▶ [PROBLEM STATEMENT]: Please rewrite the lines below as a numbered list, dropping any blank lines and leaving the pictures out.

▶ [DATA PROVIDED]:
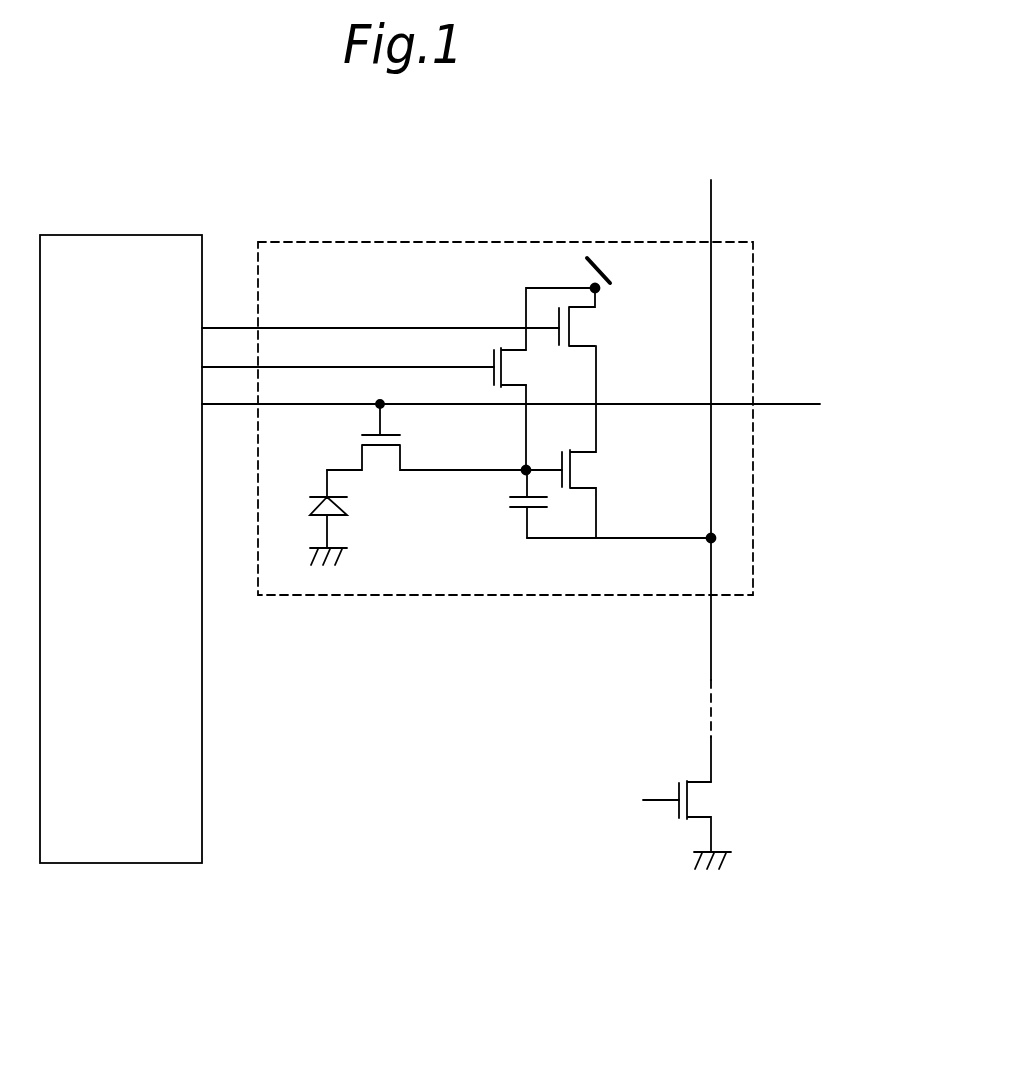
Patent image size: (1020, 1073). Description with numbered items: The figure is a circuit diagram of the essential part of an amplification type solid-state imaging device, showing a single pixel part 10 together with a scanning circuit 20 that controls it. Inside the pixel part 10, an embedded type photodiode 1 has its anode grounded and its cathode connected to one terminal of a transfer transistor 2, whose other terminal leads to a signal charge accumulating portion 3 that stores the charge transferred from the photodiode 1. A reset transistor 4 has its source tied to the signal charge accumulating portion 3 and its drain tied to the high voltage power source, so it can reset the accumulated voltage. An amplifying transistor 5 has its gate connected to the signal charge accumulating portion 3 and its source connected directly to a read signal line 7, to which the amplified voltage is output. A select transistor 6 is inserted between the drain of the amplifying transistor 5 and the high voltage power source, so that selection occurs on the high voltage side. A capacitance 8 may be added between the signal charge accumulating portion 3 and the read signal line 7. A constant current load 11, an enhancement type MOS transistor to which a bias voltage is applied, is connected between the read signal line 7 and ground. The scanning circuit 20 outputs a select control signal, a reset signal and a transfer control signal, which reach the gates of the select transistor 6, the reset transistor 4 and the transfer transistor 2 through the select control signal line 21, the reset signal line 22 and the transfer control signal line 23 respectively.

The photodiode 1 is at (307, 502).
The transfer transistor 2 is at (378, 455).
The signal charge accumulating portion 3 is at (525, 470).
The reset transistor 4 is at (515, 368).
The amplifying transistor 5 is at (585, 470).
The select transistor 6 is at (582, 326).
The read signal line 7 is at (712, 623).
The capacitance 8 is at (513, 512).
The pixel part 10 is at (493, 242).
The constant current load 11 is at (710, 797).
The scanning circuit 20 is at (125, 863).
The select control signal line 21 is at (407, 328).
The reset signal line 22 is at (378, 367).
The transfer control signal line 23 is at (783, 404).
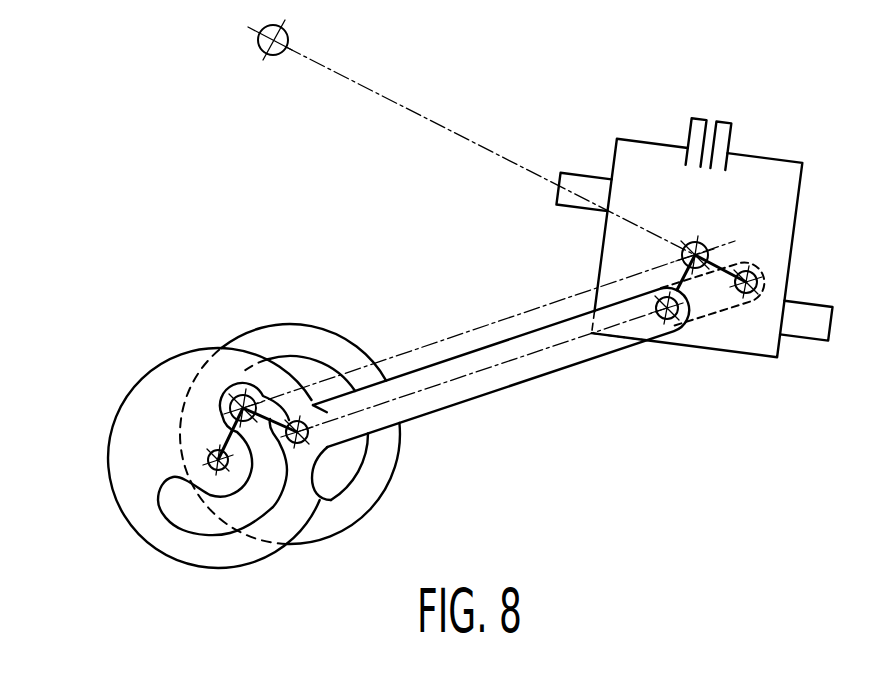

▶ [CORRECT RESPONSE]:
1. Patent image size: (1020, 1073). Description with numbered items: The figure is a circuit diagram of the essential part of an amplification type solid-state imaging device, showing a single pixel part 10 together with a scanning circuit 20 that controls it. Inside the pixel part 10, an embedded type photodiode 1 has its anode grounded and its cathode connected to one terminal of a transfer transistor 2, whose other terminal leads to a signal charge accumulating portion 3 that stores the charge transferred from the photodiode 1. A reset transistor 4 has its source tied to the signal charge accumulating portion 3 and its drain tied to the high voltage power source, so it can reset the accumulated voltage. An amplifying transistor 5 has its gate connected to the signal charge accumulating portion 3 and its source connected directly to a read signal line 7, to which the amplified voltage is output. A select transistor 6 is inserted between the drain of the amplifying transistor 5 and the high voltage power source, so that selection occurs on the high voltage side. A capacitance 8 may be added between the signal charge accumulating portion 3 and the read signal line 7. A constant current load 11, an enhancement type MOS transistor to which a bias voltage is applied, is connected between the read signal line 7 and ground. The scanning circuit 20 outputs a select control signal, a reset signal and a transfer control signal, which reach the gates of the select transistor 6, the reset transistor 4 and the transfer transistor 2 through the select control signal line 21, the reset signal line 22 and the transfer control signal line 23 respectively.
2. The photodiode 1 is at (307, 502).
3. The transfer transistor 2 is at (378, 455).
4. The signal charge accumulating portion 3 is at (525, 470).
5. The reset transistor 4 is at (515, 368).
6. The amplifying transistor 5 is at (585, 470).
7. The select transistor 6 is at (582, 326).
8. The read signal line 7 is at (712, 623).
9. The capacitance 8 is at (513, 512).
10. The pixel part 10 is at (493, 242).
11. The constant current load 11 is at (710, 797).
12. The scanning circuit 20 is at (125, 863).
13. The select control signal line 21 is at (407, 328).
14. The reset signal line 22 is at (378, 367).
15. The transfer control signal line 23 is at (783, 404).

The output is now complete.